-- Begin RECORDS FOR THIS EXERCISE --

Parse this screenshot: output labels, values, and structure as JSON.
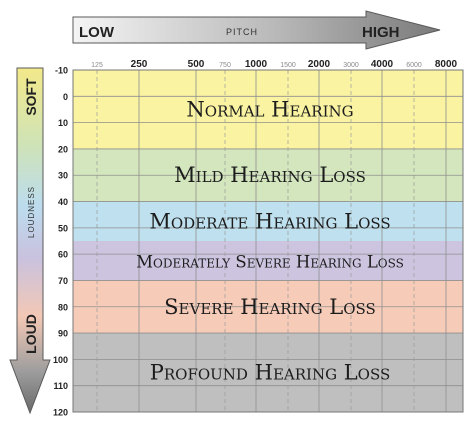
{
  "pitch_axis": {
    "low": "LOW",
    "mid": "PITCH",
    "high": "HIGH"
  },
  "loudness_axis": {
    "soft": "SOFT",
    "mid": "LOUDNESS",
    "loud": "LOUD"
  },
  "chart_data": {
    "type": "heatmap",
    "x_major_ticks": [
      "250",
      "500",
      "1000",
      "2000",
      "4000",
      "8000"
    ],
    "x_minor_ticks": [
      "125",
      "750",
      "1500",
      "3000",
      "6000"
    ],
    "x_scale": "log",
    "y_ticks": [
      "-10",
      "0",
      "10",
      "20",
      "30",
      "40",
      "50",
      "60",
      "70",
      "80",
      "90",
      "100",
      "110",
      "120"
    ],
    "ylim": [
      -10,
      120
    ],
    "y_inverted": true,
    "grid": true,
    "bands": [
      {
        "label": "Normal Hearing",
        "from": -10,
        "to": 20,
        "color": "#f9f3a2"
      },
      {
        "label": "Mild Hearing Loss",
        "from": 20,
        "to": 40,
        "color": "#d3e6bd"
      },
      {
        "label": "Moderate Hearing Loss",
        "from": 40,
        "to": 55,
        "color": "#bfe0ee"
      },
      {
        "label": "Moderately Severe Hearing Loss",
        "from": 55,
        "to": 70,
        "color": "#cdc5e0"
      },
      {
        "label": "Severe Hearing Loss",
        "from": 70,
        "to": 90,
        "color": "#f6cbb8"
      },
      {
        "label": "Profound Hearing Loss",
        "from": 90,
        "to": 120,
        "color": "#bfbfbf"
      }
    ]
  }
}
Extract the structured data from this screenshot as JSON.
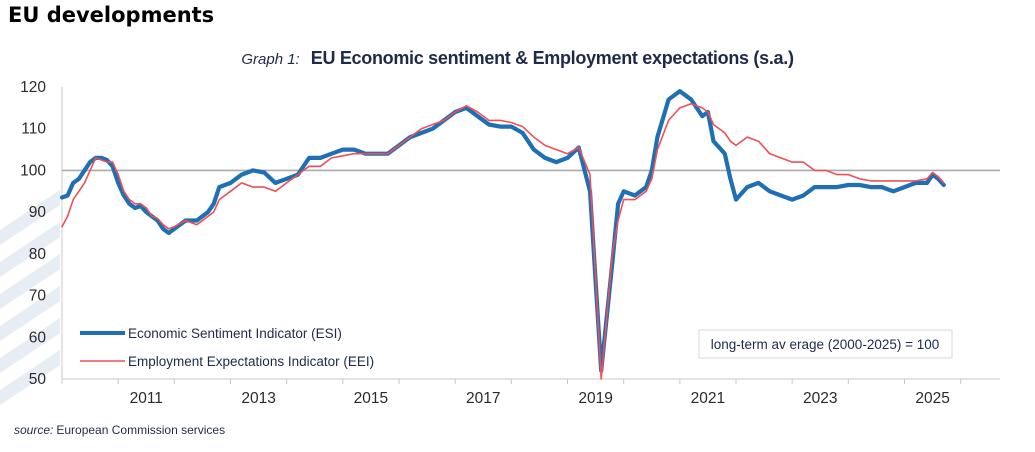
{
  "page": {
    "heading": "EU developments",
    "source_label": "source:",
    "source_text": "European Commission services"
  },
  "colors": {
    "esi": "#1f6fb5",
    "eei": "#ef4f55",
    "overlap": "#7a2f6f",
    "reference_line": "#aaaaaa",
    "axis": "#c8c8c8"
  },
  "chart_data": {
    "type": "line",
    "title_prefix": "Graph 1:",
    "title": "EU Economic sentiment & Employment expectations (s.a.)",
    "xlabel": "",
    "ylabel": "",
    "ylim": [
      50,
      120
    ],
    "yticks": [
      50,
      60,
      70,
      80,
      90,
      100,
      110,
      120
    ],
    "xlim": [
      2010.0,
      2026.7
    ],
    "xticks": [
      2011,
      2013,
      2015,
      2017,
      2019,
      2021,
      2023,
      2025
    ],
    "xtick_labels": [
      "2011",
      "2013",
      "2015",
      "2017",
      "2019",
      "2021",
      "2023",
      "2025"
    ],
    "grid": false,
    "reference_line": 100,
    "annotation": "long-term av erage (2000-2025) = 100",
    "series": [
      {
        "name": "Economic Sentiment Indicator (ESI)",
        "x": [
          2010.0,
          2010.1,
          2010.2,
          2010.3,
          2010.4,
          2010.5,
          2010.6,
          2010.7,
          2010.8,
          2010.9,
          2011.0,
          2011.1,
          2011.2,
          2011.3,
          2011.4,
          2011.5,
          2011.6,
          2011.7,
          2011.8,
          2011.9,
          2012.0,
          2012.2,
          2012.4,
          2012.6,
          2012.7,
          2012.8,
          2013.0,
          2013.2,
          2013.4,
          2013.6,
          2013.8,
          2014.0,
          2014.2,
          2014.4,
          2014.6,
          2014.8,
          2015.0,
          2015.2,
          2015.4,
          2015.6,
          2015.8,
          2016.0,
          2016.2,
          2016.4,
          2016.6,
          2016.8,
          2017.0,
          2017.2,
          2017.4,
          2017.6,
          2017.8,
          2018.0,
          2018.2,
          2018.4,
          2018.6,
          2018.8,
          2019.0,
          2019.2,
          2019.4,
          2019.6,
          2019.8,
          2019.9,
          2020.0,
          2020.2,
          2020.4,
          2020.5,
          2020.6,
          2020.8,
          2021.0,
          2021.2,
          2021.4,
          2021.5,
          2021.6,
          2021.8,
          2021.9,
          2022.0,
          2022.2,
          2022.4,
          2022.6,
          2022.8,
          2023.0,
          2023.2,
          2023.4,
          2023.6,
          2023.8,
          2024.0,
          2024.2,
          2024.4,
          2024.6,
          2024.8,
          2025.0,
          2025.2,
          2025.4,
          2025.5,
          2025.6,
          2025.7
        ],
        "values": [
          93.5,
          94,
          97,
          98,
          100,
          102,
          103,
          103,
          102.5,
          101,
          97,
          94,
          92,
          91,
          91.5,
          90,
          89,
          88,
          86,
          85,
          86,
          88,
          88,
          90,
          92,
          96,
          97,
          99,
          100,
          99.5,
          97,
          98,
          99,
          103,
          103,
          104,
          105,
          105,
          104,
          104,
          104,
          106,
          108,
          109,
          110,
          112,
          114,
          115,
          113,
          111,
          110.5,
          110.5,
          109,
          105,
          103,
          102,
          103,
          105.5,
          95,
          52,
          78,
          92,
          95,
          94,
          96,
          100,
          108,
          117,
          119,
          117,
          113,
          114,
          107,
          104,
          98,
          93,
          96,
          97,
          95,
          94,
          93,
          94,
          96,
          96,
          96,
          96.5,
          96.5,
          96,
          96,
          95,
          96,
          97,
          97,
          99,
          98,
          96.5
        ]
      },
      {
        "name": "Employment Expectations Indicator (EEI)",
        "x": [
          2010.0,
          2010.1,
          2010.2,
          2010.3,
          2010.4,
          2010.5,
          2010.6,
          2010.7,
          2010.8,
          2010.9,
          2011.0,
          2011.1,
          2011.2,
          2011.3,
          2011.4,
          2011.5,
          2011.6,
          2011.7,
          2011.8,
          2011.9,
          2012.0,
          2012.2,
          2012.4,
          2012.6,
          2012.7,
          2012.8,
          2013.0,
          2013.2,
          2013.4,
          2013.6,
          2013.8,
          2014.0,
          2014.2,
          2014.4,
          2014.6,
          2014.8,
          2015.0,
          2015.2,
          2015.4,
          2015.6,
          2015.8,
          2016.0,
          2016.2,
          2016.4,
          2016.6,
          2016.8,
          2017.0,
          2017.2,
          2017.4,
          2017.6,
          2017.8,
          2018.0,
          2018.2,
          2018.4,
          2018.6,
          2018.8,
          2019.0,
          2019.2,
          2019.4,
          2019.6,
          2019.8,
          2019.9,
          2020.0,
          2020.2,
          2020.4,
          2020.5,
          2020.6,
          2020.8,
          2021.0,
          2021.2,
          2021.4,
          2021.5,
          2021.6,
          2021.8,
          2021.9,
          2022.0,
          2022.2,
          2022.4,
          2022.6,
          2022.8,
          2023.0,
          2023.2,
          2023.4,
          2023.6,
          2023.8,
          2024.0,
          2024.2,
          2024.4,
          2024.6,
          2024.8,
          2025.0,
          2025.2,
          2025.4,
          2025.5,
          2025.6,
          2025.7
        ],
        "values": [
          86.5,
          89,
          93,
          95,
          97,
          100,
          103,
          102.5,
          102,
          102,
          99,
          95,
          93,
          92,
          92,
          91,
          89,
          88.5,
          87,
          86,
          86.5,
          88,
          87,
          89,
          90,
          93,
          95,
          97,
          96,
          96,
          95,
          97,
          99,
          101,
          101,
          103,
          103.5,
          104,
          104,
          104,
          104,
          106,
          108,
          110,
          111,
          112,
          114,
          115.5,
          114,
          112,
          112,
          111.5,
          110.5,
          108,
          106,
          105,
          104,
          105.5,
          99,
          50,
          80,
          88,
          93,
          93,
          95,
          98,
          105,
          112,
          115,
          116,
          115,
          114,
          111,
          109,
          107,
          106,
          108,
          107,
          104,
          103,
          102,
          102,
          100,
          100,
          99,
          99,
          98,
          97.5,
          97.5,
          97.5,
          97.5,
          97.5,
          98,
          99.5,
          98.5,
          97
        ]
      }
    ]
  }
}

-- End RECORDS FOR THIS EXERCISE --
-- Begin RECORDS FOR THIS EXERCISE --

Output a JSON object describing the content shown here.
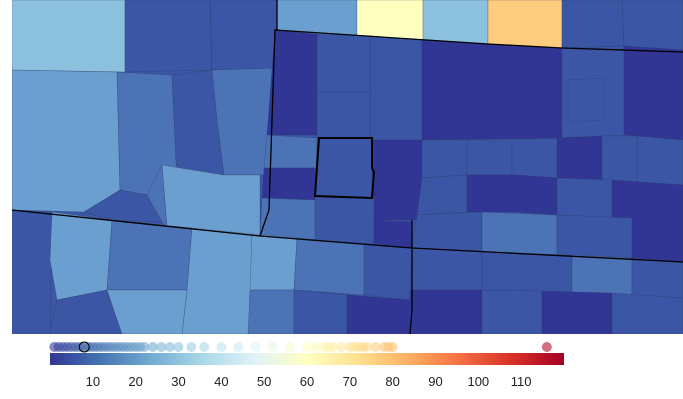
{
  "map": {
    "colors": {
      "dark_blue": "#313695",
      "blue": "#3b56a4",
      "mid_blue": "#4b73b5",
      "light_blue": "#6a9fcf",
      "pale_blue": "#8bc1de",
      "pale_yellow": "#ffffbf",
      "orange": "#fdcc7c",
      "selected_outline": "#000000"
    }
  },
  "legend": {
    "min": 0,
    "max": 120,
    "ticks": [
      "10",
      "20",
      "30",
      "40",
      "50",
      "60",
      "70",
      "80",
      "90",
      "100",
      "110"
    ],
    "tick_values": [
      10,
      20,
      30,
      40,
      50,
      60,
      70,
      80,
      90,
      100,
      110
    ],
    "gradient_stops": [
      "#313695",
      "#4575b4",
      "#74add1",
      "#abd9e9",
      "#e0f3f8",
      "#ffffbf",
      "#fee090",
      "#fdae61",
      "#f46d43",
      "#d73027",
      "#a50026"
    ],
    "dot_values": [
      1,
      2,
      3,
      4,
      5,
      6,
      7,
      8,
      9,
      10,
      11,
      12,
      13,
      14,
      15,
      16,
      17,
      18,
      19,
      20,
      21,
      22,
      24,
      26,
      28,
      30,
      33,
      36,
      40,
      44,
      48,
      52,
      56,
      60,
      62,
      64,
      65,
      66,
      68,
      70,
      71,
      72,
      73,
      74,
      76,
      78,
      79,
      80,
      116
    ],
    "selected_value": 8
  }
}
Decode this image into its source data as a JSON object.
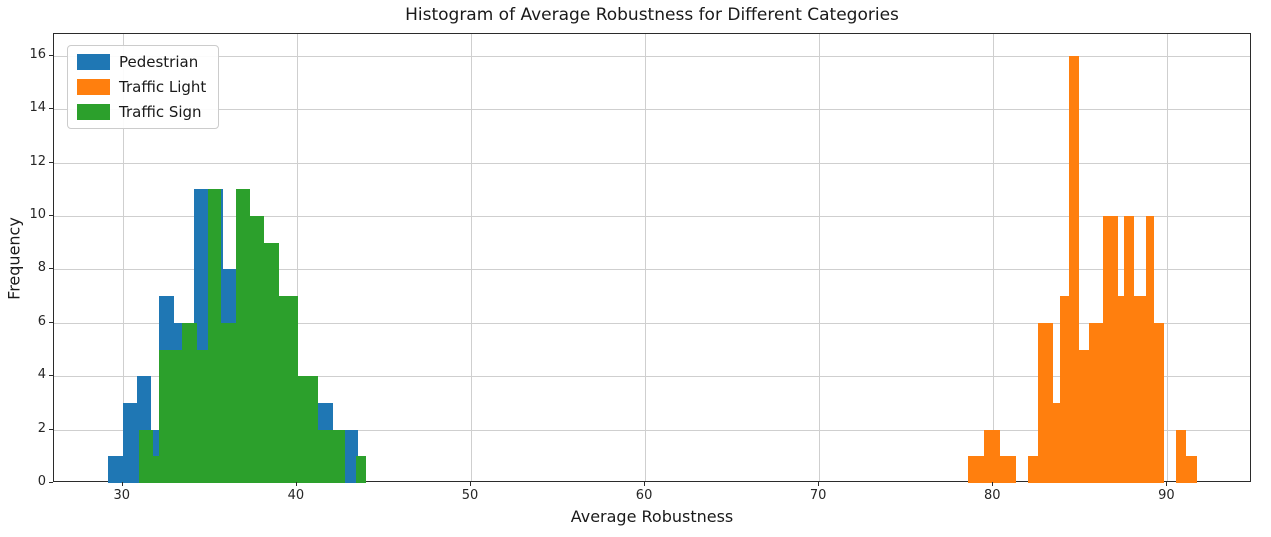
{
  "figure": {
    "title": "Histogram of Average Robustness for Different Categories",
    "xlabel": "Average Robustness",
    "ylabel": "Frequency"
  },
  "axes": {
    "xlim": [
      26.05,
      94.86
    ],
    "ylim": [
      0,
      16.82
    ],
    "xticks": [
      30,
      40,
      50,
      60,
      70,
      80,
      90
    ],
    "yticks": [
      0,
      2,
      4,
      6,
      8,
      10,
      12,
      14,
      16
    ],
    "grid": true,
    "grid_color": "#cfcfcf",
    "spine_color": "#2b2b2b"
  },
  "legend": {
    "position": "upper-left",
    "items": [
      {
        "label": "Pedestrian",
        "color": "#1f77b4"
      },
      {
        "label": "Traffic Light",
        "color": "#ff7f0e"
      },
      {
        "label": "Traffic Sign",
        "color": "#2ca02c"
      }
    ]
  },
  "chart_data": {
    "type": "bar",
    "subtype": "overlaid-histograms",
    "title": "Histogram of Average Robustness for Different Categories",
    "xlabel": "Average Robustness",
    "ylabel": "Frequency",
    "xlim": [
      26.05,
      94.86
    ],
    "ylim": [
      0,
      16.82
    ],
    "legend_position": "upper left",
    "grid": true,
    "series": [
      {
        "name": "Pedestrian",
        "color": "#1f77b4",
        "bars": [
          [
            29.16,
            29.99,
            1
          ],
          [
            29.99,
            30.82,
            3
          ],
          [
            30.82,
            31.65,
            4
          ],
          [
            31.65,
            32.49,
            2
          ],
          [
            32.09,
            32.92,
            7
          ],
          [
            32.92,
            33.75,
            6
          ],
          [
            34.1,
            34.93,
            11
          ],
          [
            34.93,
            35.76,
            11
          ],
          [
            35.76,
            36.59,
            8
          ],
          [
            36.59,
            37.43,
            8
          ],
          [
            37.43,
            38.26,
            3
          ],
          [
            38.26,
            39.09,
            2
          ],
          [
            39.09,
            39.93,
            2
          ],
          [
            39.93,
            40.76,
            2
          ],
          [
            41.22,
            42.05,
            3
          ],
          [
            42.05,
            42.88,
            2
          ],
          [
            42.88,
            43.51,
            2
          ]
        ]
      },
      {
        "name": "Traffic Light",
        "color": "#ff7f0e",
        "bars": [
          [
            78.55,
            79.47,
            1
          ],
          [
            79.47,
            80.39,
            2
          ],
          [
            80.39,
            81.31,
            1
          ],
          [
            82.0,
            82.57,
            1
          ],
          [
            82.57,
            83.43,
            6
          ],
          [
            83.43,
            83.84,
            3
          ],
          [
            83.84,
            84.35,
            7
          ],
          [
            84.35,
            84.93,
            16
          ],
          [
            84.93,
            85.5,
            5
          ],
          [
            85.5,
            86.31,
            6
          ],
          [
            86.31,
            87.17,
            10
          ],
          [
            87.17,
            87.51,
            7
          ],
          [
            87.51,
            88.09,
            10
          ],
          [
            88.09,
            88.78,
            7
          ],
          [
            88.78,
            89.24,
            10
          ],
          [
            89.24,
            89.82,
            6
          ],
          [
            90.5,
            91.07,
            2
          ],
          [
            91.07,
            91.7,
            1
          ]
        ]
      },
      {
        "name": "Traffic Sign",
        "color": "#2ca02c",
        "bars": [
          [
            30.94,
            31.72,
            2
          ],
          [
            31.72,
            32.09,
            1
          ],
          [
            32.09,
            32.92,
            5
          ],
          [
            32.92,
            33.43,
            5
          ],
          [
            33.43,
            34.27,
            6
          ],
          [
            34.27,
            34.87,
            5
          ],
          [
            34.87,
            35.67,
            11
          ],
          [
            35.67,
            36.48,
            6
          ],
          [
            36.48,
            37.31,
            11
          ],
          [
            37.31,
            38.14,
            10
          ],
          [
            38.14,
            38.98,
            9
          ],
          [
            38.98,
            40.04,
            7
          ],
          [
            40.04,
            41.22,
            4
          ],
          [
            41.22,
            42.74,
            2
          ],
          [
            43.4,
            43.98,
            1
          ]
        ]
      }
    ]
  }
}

-- End RECORDS FOR THIS EXERCISE --

▶ WRITTEN REQUEST:
Using the data above, copy each line that contains "Sign".

▶ REPLY TO THE TASK:
        "label": "Traffic Sign",
        "name": "Traffic Sign",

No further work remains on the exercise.